▶ **GIVEN REQUEST**:
Search the records below for the word "継続トリガ" and show every line where it occurs.

::: RECORDS PROVIDED :::

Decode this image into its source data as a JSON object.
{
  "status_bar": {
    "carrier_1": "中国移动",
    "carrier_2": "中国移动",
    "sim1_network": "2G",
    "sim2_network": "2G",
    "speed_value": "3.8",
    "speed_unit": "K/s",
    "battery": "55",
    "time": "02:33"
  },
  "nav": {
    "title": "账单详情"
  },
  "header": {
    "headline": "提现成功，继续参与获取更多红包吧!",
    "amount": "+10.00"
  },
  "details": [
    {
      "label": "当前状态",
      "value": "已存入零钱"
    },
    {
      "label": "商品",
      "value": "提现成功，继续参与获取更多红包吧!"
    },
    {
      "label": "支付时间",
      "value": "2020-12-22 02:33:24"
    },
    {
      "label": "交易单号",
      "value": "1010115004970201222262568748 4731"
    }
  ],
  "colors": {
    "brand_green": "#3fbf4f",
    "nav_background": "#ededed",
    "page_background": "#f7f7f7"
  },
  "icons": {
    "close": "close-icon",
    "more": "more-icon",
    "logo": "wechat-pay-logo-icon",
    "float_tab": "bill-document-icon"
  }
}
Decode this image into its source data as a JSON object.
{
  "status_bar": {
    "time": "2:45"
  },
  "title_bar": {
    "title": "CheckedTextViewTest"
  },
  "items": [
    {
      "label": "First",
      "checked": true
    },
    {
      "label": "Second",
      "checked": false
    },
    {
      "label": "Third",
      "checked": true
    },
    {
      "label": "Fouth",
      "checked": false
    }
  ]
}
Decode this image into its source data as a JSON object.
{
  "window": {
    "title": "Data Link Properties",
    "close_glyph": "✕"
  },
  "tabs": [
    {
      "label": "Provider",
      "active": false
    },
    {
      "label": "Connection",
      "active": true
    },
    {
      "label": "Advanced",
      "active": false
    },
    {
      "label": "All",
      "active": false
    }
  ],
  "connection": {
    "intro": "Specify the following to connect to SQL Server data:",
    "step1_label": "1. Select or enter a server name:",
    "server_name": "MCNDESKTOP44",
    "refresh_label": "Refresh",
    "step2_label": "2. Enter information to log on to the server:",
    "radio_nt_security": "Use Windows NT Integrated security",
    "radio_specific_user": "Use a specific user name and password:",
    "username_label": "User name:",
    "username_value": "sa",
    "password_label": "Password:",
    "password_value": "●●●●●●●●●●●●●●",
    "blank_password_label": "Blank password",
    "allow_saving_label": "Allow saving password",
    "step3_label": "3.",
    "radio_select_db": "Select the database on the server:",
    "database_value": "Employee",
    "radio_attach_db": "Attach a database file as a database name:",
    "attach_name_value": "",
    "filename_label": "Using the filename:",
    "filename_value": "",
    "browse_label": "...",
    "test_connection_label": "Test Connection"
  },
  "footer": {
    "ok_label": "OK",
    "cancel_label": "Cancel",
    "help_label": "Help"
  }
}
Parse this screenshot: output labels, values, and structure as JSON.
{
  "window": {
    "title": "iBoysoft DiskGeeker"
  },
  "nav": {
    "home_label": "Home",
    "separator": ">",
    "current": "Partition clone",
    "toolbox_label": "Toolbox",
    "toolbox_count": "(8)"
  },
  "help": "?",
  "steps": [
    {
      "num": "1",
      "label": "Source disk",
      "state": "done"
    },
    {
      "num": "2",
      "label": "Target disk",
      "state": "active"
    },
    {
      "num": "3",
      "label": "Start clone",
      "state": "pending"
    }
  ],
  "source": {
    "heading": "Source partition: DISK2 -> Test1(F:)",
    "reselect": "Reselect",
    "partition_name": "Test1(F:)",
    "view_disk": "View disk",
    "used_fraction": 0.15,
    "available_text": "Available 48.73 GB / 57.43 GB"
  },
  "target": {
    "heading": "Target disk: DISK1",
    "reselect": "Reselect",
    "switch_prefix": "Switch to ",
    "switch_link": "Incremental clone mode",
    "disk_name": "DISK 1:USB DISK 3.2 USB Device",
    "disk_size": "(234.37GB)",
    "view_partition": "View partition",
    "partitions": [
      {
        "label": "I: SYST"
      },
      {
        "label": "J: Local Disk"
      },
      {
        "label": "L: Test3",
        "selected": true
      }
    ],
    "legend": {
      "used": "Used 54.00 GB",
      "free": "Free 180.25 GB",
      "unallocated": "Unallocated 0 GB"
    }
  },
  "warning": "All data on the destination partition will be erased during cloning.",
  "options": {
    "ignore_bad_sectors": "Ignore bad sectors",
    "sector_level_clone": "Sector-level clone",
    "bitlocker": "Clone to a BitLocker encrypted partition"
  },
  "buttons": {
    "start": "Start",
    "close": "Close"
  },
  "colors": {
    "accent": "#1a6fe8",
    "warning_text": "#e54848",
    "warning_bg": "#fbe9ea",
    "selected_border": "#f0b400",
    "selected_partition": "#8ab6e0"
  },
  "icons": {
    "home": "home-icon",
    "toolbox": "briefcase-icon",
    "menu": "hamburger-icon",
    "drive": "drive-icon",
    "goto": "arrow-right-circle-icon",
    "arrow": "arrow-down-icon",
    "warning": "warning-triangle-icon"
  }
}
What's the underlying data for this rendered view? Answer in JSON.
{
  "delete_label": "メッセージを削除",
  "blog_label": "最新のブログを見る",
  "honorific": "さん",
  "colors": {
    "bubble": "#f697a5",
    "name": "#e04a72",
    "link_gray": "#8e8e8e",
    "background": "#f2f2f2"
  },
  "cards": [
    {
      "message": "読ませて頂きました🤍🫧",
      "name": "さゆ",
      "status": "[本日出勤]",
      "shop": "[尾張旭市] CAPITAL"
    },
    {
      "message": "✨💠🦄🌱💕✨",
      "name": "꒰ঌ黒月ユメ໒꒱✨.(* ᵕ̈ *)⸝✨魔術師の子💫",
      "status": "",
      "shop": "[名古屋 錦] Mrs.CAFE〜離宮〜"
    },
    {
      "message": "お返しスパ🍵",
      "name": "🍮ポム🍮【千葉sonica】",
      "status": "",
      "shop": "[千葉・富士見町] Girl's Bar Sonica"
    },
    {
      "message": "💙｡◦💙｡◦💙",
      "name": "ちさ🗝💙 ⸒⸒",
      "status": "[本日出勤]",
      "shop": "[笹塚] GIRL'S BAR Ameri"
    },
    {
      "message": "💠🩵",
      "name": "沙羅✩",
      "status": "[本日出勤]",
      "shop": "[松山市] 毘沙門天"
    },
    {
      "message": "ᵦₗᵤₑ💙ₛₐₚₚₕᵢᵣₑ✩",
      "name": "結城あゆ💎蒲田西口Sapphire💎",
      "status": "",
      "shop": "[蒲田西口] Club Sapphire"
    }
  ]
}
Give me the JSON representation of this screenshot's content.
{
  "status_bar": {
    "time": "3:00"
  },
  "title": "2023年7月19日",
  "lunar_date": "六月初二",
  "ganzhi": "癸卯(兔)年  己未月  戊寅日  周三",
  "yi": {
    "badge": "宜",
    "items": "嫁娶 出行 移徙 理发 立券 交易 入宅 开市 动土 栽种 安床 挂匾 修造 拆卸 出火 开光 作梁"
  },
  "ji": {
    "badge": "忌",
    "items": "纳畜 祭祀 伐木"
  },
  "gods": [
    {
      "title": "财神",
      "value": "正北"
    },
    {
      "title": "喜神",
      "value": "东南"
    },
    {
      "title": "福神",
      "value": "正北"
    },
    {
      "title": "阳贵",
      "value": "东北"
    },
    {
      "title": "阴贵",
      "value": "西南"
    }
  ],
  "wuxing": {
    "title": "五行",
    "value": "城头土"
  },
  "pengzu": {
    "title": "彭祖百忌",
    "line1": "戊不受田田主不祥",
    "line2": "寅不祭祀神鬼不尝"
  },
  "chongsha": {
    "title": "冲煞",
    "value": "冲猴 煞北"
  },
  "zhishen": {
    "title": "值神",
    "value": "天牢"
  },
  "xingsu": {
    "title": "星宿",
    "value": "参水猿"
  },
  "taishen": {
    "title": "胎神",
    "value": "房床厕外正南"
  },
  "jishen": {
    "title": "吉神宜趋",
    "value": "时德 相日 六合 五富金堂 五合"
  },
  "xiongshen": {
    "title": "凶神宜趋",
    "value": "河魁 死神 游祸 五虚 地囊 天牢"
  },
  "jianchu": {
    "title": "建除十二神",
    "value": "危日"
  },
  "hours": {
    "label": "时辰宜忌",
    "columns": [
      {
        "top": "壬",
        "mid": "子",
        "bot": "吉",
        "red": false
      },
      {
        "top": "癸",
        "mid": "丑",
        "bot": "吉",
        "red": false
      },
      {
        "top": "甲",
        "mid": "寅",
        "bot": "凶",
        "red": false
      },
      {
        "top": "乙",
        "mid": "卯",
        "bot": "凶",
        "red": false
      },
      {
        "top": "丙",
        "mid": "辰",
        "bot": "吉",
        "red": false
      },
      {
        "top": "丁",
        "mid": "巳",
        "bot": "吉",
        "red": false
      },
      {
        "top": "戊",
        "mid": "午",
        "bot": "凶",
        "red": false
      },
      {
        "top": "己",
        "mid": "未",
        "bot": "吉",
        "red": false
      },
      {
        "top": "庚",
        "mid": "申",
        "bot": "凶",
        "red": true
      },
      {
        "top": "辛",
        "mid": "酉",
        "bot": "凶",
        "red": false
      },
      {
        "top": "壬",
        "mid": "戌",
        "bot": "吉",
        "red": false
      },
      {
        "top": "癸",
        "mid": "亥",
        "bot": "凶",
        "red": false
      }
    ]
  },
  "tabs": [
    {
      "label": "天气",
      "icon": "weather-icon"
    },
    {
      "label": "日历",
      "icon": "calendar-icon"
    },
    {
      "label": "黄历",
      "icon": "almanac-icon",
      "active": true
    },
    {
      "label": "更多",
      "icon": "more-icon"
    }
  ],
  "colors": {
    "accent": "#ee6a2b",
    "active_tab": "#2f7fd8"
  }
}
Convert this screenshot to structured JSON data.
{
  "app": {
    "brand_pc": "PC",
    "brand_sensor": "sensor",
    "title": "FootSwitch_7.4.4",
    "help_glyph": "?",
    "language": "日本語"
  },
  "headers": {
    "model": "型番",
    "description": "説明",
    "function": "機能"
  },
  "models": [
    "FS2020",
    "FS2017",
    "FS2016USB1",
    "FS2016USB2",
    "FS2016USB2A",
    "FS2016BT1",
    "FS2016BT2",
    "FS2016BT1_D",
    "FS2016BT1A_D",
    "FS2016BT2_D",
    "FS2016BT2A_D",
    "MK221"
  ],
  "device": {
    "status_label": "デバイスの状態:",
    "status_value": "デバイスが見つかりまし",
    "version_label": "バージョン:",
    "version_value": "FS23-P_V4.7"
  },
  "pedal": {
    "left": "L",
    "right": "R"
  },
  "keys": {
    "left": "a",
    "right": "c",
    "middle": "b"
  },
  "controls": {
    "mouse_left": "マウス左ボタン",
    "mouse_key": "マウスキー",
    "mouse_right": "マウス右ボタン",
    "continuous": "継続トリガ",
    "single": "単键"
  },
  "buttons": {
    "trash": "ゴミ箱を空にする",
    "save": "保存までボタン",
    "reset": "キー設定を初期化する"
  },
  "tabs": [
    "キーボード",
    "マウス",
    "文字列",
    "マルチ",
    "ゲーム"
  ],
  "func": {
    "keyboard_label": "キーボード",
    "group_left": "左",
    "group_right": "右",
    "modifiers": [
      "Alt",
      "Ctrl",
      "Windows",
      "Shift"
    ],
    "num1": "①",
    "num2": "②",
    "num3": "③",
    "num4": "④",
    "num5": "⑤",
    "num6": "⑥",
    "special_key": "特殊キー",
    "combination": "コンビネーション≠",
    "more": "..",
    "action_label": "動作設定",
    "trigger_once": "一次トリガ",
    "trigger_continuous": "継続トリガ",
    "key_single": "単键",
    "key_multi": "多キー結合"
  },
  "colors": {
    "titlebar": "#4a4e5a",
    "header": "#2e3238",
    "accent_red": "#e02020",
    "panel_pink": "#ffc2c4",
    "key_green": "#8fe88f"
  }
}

:::

▶ **ANSWER TO THIS EXERCISE**:
    "continuous": "継続トリガ",
    "trigger_continuous": "継続トリガ",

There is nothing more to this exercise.